What you should do: Can you rewrite everything from the item containing "panel-1-series-magenta [65, 50, 216, 221]" down to the item containing "panel-1-series-green [65, 157, 216, 234]", both included, as a numbered list with any blank lines left out?

Input for this task:
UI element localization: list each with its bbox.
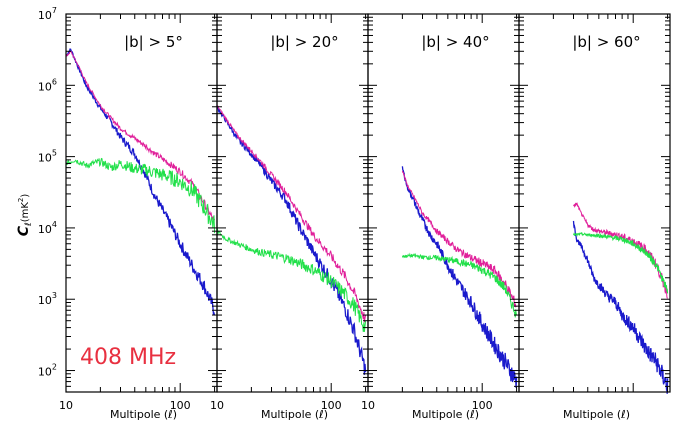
panel-1-series-magenta [65, 50, 216, 221]
y-axis-label-symbol: C [16, 225, 32, 236]
panel-1-title: |b| > 5° [124, 33, 183, 51]
y-axis-label-subscript: ℓ [24, 222, 34, 227]
panel-3-series-green [401, 252, 518, 318]
ytick-label: 104 [38, 220, 57, 236]
panel-4-series-magenta [573, 202, 668, 299]
y-axis-label-unit-exponent: 2 [17, 198, 25, 202]
panel-4-title: |b| > 60° [572, 33, 640, 51]
y-axis-label-unit-close: ) [20, 194, 31, 198]
y-axis-label-unit: (mK [20, 202, 31, 223]
panel-1-xtick-label: 100 [170, 399, 191, 412]
panel-3-series-blue [401, 166, 518, 388]
panel-1-x-axis-label: Multipole (ℓ) [110, 408, 177, 421]
panel-1-series-green [65, 157, 216, 234]
panel-1-xtick-label: 10 [59, 399, 73, 412]
panel-3-xtick-label: 10 [361, 399, 375, 412]
panel-4-frame [518, 13, 671, 393]
panel-3-title: |b| > 40° [421, 33, 489, 51]
panel-2-x-axis-label: Multipole (ℓ) [261, 408, 328, 421]
panel-4-series-blue [572, 220, 669, 394]
panel-1-series-blue [65, 48, 216, 316]
y-axis-label: Cℓ(mK2) [16, 194, 34, 237]
panel-2-series-green [216, 228, 367, 332]
ytick-label: 106 [38, 77, 57, 93]
panel-2-series-blue [216, 105, 367, 375]
frequency-label: 408 MHz [80, 345, 176, 370]
panel-4-series-green [573, 231, 669, 294]
panel-2-xtick-label: 10 [210, 399, 224, 412]
panel-4-x-axis-label: Multipole (ℓ) [563, 408, 630, 421]
ytick-label: 102 [38, 363, 57, 379]
panel-4: Multipole (ℓ) |b| > 60° [518, 13, 671, 421]
panel-1-frame [65, 13, 218, 393]
panel-3-frame [367, 13, 520, 393]
panel-3-x-axis-label: Multipole (ℓ) [412, 408, 479, 421]
ytick-label: 105 [38, 149, 57, 165]
panel-3-xtick-label: 100 [472, 399, 493, 412]
ytick-label: 103 [38, 291, 57, 307]
panel-2-series-magenta [216, 104, 367, 323]
panel-2-title: |b| > 20° [270, 33, 338, 51]
panel-2-xtick-label: 100 [321, 399, 342, 412]
ytick-label: 107 [38, 6, 57, 22]
panel-1: 10 100 102 103 104 105 106 107 Multipole (ℓ) |b| … [38, 6, 218, 421]
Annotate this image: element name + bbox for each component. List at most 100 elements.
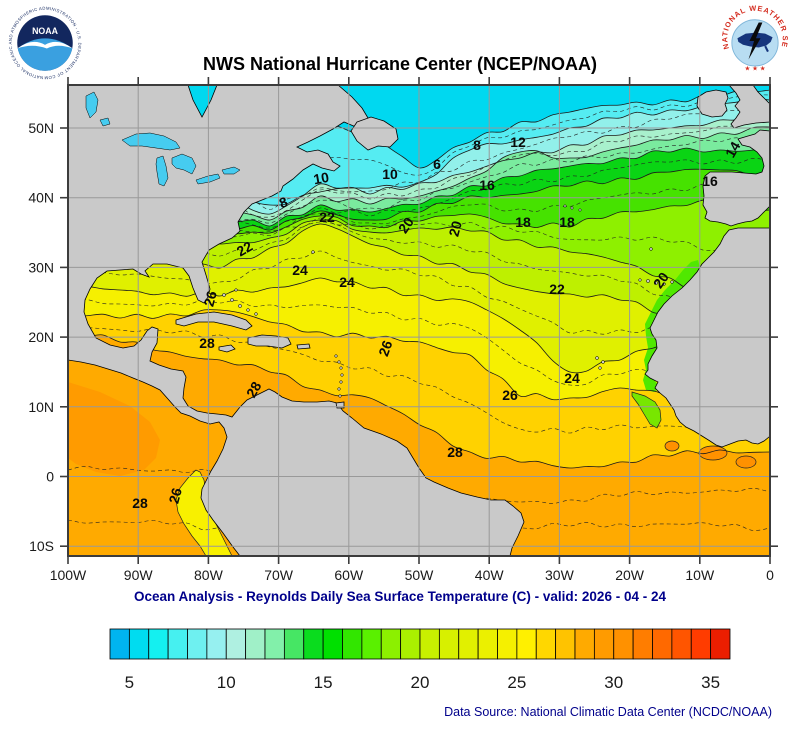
contour-label-8: 8 (473, 137, 481, 153)
isotherm-dashed (68, 322, 770, 438)
lat-label-10S: 10S (29, 538, 54, 554)
island-dot (339, 380, 343, 384)
noaa-logo: NOAA NATIONAL OCEANIC AND ATMOSPHERIC AD… (8, 6, 82, 80)
land-western-europe (702, 129, 770, 227)
colorbar-tick-5: 5 (125, 673, 134, 692)
island-dot (337, 387, 341, 391)
land-great-britain (728, 85, 770, 129)
colorbar-tick-20: 20 (411, 673, 430, 692)
colorbar-cell-12 (264, 628, 285, 660)
island-dot (654, 281, 658, 285)
colorbar-cell-20 (419, 628, 440, 660)
island-dot (234, 288, 238, 292)
contour-label-28: 28 (132, 495, 148, 511)
pacific-warm-pool (68, 382, 160, 476)
data-source-note: Data Source: National Climatic Data Cent… (444, 705, 772, 719)
island-dot (230, 298, 234, 302)
island-dot (670, 280, 674, 284)
contour-label-10: 10 (312, 169, 330, 187)
contour-label-22: 22 (234, 238, 256, 260)
colorbar-cell-33 (671, 628, 692, 660)
island-dot (662, 282, 666, 286)
island-dot (563, 204, 567, 208)
lake-winnipeg (85, 91, 99, 119)
colorbar-cell-8 (187, 628, 208, 660)
lake-manitoba (99, 117, 111, 127)
colorbar-cell-7 (167, 628, 188, 660)
island-dot (578, 208, 582, 212)
nws-stars: ★ ★ ★ (745, 66, 766, 73)
colorbar-cell-29 (593, 628, 615, 660)
isotherm-24 (68, 277, 770, 374)
land-newfoundland (350, 116, 399, 151)
lat-label-20N: 20N (28, 329, 54, 345)
island-dot (340, 373, 344, 377)
colorbar-cell-6 (148, 628, 169, 660)
lake-ontario (221, 166, 241, 175)
lake-michigan (155, 155, 169, 187)
lat-label-40N: 40N (28, 190, 54, 206)
colorbar-cell-27 (555, 628, 576, 660)
colorbar-cell-4 (109, 628, 130, 660)
land-north-south-america (68, 85, 525, 556)
colorbar-cell-26 (535, 628, 557, 660)
colorbar-tick-10: 10 (217, 673, 236, 692)
lon-label-10W: 10W (685, 567, 715, 583)
page-title: NWS National Hurricane Center (NCEP/NOAA… (202, 54, 598, 74)
noaa-wordmark: NOAA (32, 26, 58, 36)
lake-huron (171, 153, 197, 175)
colorbar-cell-32 (652, 628, 673, 660)
island-dot (595, 356, 599, 360)
warm-spot (735, 455, 757, 469)
contour-label-26: 26 (502, 387, 518, 403)
contour-label-14: 14 (722, 139, 744, 161)
colorbar-cell-21 (438, 628, 460, 660)
contour-label-28: 28 (447, 444, 463, 460)
lon-label-40W: 40W (475, 567, 505, 583)
contour-label-26: 26 (200, 289, 220, 308)
noaa-gull-icon (17, 41, 73, 49)
contour-label-28: 28 (243, 379, 265, 401)
colorbar-cell-17 (361, 628, 382, 660)
contour-label-26: 26 (165, 486, 185, 505)
colorbar-cell-11 (245, 628, 266, 660)
isotherm-26 (68, 309, 770, 421)
colorbar-tick-30: 30 (604, 673, 623, 692)
colorbar-cell-10 (225, 628, 247, 660)
contour-label-12: 12 (510, 134, 526, 150)
contour-label-22: 22 (319, 209, 335, 225)
lat-label-10N: 10N (28, 399, 54, 415)
map-subtitle: Ocean Analysis - Reynolds Daily Sea Surf… (134, 589, 666, 604)
contour-label-18: 18 (515, 214, 531, 230)
colorbar-tick-15: 15 (314, 673, 333, 692)
colorbar-cell-15 (322, 628, 343, 660)
colorbar-cell-25 (516, 628, 537, 660)
lon-label-70W: 70W (264, 567, 294, 583)
island-dot (649, 247, 653, 251)
lat-label-30N: 30N (28, 259, 54, 275)
island-dot (311, 250, 315, 254)
contour-label-24: 24 (564, 370, 580, 386)
island-dot (238, 304, 242, 308)
land-hispaniola (247, 334, 292, 349)
colorbar-cell-13 (283, 628, 305, 660)
colorbar-cell-22 (458, 628, 479, 660)
island-dot (334, 354, 338, 358)
colorbar-cell-18 (380, 628, 402, 660)
lon-label-0: 0 (766, 567, 774, 583)
colorbar-cell-23 (477, 628, 498, 660)
island-dot (598, 366, 602, 370)
island-dot (254, 312, 258, 316)
isotherm-28 (68, 329, 770, 469)
lon-label-60W: 60W (334, 567, 364, 583)
land-puerto-rico (296, 343, 311, 350)
colorbar-cell-35 (710, 628, 731, 660)
island-dot (246, 308, 250, 312)
land-ireland (696, 89, 729, 118)
contour-label-10: 10 (382, 166, 398, 182)
island-dot (601, 360, 605, 364)
colorbar-cell-9 (206, 628, 227, 660)
island-dot (646, 279, 650, 283)
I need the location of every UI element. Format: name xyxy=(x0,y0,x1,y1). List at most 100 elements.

Completed exercise:
1. panel-1-series-magenta [65, 50, 216, 221]
2. y-axis-label-symbol: C [16, 225, 32, 236]
3. panel-1-title: |b| > 5° [124, 33, 183, 51]
4. y-axis-label-subscript: ℓ [24, 222, 34, 227]
5. panel-3-series-green [401, 252, 518, 318]
6. ytick-label: 104 [38, 220, 57, 236]
7. panel-4-series-magenta [573, 202, 668, 299]
8. y-axis-label-unit-exponent: 2 [17, 198, 25, 202]
9. panel-4-title: |b| > 60° [572, 33, 640, 51]
10. y-axis-label-unit-close: ) [20, 194, 31, 198]
11. y-axis-label-unit: (mK [20, 202, 31, 223]
12. panel-1-xtick-label: 100 [170, 399, 191, 412]
13. panel-3-series-blue [401, 166, 518, 388]
14. panel-1-x-axis-label: Multipole (ℓ) [110, 408, 177, 421]
15. panel-1-series-green [65, 157, 216, 234]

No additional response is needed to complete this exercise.